Report every line in the rows below that contains the word "bounding". Treat uppercase and lowercase as different.

>> Begin

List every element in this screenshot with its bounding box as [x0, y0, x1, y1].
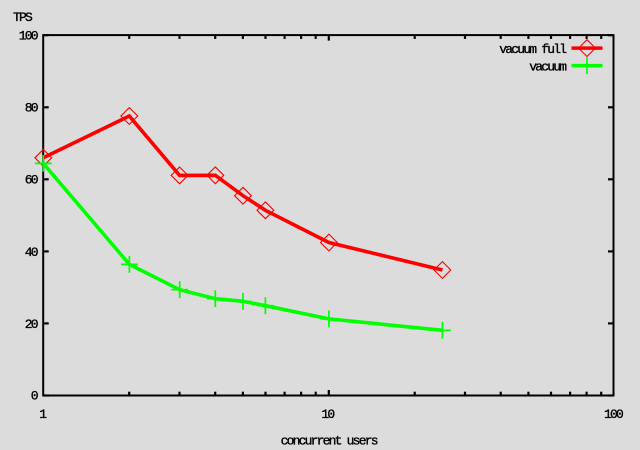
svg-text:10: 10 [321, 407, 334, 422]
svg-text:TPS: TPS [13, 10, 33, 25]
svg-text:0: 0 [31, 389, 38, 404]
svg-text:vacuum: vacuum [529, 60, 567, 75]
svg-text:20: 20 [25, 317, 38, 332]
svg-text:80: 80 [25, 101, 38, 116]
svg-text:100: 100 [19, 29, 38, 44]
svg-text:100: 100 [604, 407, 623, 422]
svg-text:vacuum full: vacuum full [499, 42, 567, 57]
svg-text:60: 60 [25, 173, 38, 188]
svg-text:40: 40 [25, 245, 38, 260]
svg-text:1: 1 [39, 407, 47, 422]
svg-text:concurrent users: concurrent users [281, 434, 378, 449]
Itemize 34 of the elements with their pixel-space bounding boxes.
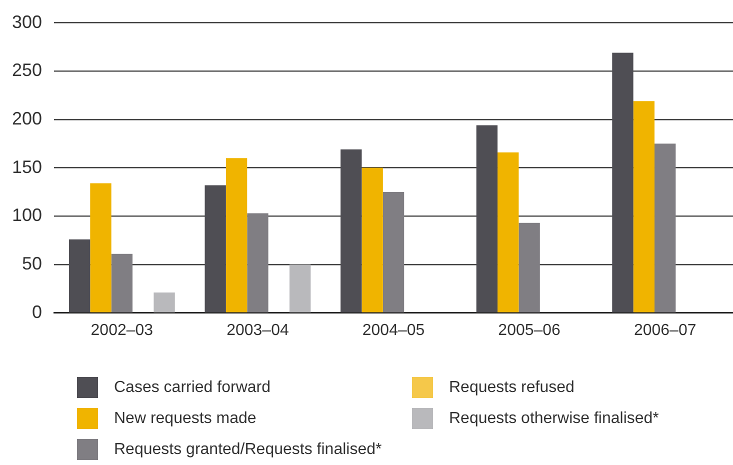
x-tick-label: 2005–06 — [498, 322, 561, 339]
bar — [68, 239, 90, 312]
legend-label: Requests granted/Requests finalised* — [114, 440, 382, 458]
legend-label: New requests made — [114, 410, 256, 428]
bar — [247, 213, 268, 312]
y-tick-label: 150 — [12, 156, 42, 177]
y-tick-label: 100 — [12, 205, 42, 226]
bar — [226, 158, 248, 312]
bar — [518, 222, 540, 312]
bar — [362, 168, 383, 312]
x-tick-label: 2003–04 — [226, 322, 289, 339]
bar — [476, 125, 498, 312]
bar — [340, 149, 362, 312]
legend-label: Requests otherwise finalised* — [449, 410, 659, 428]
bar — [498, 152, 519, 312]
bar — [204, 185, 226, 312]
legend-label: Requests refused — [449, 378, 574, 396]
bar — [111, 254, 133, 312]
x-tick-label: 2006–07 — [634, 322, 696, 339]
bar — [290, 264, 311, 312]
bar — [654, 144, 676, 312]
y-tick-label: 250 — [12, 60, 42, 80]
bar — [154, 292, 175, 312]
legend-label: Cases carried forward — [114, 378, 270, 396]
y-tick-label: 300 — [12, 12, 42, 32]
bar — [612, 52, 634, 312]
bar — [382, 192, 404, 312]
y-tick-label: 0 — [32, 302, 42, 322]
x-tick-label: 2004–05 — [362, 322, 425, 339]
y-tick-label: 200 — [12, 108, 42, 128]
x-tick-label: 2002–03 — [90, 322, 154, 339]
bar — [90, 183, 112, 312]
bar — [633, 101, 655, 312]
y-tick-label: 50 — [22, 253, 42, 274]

>> End

#### Solution
List every element in this screenshot with its bounding box as [x0, y0, x1, y1].
Itemize 34 of the elements with their pixel-space bounding boxes.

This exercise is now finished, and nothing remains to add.